━━ PASAJE
M. Magdalena en cierto modo sabe lo que le aguarda, porque su alma ha sido transformada por ese “fuego del amor” de Dios, y por tanto el amor no tiene fin; ni la muerte podrá atemorizarla y alejarla de su Amado. Pero el deseo es de tener premura por este encuentro, atizar el fuego del amor que quema todo residuo inútil para transformar todo en espíritu y elevarlo al Amado.

El amor ha producido este gran milagro que es la transformación del amado en la misma sustancia del Amante, de modo que entre los dos haya comunicación e intercambio de valores.
En este caso, la Madre recibe mucho más de lo que puede ofrecer, pero sólo porque su amante es Dios mismo, el Omnipotente, y en este sentido en términos cuantitativo la comparación es imposible, pero ella da hasta el límite de su propia naturaleza humana.
Se puede afirmar que Dios da infinitamente, y M. Magdalena da finitamente pero hasta el extremo de su capacidad y posibilidad.
La Madre nos enseña a acudir a buenos intercesores para llegar a esta entrega: San José, la Virgen, “por eso le profesaréis una devoción particular, rogándole especialmente por el acrecentamiento del fervor, para agradar más a Jesús Sacramentado” (Adv., c. VII). Siempre el camino es la presencia real de Jesús en la tierra, en el Santísimo Sacramento, prenda de vida eterna: “¡Oh Jesús, Salvador mío!... alimento espiritual de nuestras almas... que éste sea vida eterna para nosotros... conforme Vos nos decís: ‘El que come este Pan, vivirá para siempre” (Dir 1814, p. 63).

37. Haced, o mi Jesús, que yo viva por Vos y muera por Vos.
━━━━
━━ MATERIAL PROPORCIONADO
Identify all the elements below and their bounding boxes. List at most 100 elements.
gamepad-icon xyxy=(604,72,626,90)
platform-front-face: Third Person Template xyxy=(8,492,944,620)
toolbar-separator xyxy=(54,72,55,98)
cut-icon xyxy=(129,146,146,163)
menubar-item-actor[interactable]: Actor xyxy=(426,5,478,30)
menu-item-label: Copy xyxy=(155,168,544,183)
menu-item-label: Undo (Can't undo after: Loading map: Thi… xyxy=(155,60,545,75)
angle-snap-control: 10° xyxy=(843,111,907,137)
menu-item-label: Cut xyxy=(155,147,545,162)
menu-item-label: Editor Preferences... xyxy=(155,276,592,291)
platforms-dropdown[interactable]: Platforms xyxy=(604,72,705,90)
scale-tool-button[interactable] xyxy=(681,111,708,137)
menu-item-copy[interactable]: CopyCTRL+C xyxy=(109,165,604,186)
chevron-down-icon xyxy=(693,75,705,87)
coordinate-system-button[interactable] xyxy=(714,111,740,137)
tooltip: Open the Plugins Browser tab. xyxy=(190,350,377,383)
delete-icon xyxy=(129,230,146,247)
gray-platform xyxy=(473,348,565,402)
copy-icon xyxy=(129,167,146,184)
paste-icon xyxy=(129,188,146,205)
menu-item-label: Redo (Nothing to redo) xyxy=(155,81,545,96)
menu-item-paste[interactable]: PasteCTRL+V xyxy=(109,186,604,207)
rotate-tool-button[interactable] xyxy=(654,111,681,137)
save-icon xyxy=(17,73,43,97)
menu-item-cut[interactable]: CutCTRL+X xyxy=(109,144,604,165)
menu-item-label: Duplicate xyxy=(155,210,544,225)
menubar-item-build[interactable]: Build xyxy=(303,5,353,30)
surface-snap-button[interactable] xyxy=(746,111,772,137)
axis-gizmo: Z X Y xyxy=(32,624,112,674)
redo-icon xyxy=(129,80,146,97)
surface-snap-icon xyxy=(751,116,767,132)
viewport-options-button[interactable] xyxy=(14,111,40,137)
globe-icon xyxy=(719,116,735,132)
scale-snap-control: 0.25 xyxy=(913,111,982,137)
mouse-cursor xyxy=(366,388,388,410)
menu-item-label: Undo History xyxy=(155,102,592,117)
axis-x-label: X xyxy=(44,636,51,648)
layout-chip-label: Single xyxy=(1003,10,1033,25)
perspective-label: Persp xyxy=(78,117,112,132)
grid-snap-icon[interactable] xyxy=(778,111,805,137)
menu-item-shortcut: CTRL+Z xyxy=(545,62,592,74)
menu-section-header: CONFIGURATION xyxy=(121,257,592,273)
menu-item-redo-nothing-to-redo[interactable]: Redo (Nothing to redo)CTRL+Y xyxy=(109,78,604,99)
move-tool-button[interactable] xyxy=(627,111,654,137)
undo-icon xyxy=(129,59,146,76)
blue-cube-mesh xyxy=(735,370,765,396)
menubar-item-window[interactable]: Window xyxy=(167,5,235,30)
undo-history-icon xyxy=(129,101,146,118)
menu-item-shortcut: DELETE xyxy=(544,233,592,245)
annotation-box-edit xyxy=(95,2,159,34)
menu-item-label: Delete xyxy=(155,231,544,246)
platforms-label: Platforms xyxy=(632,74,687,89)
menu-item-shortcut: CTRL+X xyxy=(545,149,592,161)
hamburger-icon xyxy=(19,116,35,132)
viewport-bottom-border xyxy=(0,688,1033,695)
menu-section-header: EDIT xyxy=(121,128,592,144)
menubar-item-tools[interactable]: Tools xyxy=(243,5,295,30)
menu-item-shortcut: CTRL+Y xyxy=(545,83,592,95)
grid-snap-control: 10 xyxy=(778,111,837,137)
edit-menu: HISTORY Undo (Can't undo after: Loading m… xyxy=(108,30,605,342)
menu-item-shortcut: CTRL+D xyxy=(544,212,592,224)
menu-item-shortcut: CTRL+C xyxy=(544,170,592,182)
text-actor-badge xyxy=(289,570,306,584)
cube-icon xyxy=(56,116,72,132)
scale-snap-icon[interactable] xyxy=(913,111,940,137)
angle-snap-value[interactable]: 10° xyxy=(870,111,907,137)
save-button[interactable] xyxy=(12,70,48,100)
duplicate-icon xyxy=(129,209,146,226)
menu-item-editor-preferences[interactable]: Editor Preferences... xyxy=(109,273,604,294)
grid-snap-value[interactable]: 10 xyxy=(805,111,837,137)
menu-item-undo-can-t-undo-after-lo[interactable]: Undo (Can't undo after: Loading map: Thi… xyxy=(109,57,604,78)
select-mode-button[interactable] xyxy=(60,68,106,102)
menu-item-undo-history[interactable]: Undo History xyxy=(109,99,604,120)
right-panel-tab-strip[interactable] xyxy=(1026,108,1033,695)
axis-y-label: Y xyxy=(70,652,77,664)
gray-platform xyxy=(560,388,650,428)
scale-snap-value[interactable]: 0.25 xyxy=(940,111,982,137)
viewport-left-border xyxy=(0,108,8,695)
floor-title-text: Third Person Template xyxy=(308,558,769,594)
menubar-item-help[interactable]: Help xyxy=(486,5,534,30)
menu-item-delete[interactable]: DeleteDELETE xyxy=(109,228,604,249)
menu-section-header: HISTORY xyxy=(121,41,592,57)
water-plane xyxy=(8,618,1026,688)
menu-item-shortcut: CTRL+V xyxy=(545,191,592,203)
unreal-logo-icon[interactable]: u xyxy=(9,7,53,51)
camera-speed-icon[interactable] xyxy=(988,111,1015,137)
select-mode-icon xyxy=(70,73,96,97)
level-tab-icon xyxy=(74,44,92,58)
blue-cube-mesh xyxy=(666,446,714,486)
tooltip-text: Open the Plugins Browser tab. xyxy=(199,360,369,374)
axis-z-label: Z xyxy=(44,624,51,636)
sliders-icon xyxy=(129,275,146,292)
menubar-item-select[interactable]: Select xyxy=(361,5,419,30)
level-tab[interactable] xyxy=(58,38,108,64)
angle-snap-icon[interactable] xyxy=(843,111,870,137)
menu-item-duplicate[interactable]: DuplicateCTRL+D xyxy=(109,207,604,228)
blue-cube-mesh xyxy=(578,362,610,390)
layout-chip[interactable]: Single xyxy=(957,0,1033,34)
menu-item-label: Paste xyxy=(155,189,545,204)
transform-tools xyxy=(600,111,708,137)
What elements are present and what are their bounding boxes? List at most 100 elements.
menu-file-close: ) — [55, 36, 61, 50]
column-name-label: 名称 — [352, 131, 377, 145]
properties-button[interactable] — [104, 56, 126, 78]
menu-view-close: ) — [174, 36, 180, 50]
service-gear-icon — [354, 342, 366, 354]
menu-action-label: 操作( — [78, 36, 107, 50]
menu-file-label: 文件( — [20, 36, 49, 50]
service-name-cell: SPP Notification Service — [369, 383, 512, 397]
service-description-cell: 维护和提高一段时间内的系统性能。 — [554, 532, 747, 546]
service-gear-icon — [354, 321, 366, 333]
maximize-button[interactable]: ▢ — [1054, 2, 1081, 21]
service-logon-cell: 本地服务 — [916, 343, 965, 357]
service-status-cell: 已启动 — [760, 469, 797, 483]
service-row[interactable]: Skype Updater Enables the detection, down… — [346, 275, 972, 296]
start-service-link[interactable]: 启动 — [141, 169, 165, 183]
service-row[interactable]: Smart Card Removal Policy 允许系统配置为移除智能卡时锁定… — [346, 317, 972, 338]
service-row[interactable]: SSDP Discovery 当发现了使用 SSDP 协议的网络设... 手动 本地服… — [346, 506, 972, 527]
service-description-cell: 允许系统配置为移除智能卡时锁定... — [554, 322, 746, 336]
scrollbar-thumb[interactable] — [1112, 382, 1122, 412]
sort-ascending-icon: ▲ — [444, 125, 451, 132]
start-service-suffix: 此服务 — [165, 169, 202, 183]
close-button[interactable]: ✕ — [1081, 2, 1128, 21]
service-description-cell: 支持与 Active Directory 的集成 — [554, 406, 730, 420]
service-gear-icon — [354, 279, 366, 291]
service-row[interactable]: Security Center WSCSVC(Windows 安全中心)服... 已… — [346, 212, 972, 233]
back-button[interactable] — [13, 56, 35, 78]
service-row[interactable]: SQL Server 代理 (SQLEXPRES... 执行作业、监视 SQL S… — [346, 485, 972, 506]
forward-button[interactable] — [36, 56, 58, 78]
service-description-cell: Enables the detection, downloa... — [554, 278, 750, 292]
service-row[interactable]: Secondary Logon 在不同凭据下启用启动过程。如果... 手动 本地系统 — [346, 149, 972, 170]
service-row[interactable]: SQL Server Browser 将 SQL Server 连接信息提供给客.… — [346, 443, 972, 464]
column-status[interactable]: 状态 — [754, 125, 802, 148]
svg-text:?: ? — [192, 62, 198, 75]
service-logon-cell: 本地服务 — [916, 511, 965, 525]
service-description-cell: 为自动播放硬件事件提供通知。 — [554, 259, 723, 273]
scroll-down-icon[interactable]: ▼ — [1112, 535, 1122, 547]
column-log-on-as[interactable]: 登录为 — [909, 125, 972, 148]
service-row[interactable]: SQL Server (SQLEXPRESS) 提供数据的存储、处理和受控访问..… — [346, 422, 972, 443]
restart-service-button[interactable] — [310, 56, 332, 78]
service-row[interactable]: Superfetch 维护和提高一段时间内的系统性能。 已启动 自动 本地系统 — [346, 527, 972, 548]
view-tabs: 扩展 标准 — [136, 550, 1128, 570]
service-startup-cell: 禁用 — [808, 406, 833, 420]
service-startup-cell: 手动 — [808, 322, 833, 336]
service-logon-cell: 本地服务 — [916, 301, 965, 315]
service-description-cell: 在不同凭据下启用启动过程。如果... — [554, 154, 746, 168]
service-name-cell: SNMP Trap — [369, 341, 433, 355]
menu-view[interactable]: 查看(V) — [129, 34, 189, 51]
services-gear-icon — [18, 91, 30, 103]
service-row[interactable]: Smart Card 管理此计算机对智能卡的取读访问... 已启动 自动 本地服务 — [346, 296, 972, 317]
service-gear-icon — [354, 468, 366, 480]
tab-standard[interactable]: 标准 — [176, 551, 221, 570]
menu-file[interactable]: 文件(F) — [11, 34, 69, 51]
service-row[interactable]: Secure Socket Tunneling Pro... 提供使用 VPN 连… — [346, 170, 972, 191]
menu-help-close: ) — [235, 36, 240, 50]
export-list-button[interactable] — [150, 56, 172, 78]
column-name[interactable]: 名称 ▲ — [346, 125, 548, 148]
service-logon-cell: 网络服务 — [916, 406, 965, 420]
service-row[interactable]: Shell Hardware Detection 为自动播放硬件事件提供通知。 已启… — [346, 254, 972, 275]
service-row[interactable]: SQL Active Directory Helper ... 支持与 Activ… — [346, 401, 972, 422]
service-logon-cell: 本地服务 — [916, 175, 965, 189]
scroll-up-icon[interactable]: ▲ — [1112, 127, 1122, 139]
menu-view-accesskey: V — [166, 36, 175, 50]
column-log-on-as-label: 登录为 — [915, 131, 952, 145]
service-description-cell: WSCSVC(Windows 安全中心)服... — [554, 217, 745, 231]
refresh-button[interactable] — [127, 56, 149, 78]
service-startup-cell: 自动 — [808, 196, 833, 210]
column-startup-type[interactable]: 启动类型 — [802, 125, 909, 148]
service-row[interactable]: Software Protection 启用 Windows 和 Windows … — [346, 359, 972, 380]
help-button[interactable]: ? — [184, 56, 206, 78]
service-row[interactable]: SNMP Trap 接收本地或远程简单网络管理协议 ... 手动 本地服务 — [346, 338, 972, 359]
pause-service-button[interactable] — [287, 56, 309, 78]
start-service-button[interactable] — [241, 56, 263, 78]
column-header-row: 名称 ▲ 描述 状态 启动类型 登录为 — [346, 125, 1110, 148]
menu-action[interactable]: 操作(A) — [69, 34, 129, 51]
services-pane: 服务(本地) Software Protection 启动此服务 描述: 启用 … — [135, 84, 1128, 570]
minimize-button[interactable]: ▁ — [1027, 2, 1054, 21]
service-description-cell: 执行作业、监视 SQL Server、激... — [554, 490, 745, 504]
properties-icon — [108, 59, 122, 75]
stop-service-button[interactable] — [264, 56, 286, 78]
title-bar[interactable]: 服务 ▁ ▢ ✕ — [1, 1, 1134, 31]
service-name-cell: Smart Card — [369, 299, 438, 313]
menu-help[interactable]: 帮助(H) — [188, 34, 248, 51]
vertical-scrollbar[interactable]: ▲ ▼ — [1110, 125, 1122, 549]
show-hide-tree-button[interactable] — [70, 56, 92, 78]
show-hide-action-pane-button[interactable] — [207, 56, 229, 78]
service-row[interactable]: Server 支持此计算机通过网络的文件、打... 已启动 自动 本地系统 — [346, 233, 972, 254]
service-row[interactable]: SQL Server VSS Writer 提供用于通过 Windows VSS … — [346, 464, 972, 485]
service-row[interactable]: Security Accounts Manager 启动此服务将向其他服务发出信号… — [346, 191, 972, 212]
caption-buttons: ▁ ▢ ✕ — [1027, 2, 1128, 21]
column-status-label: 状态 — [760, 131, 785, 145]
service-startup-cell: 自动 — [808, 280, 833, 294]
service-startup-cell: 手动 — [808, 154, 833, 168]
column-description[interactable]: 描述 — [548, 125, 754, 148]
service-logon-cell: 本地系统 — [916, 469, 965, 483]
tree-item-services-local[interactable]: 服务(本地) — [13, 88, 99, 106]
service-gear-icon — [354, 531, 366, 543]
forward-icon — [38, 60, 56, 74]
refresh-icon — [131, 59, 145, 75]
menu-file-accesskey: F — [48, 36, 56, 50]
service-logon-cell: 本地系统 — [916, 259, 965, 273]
━━━━
[TUS INSTRUCCIONES] Reproduce fielmente el fragmento del pasaje sobre M. Magdalena que comienza con "Se puede afirmar" y continúa hasta "muera por Vos.". El material no es necesario para resolver nada de lo que se pide.

[RESULTADO CORRECTO]
Se puede afirmar que Dios da infinitamente, y M. Magdalena da finitamente pero hasta el extremo de su capacidad y posibilidad.
La Madre nos enseña a acudir a buenos intercesores para llegar a esta entrega: San José, la Virgen, “por eso le profesaréis una devoción particular, rogándole especialmente por el acrecentamiento del fervor, para agradar más a Jesús Sacramentado” (Adv., c. VII). Siempre el camino es la presencia real de Jesús en la tierra, en el Santísimo Sacramento, prenda de vida eterna: “¡Oh Jesús, Salvador mío!... alimento espiritual de nuestras almas... que éste sea vida eterna para nosotros... conforme Vos nos decís: ‘El que come este Pan, vivirá para siempre” (Dir 1814, p. 63).

37. Haced, o mi Jesús, que yo viva por Vos y muera por Vos.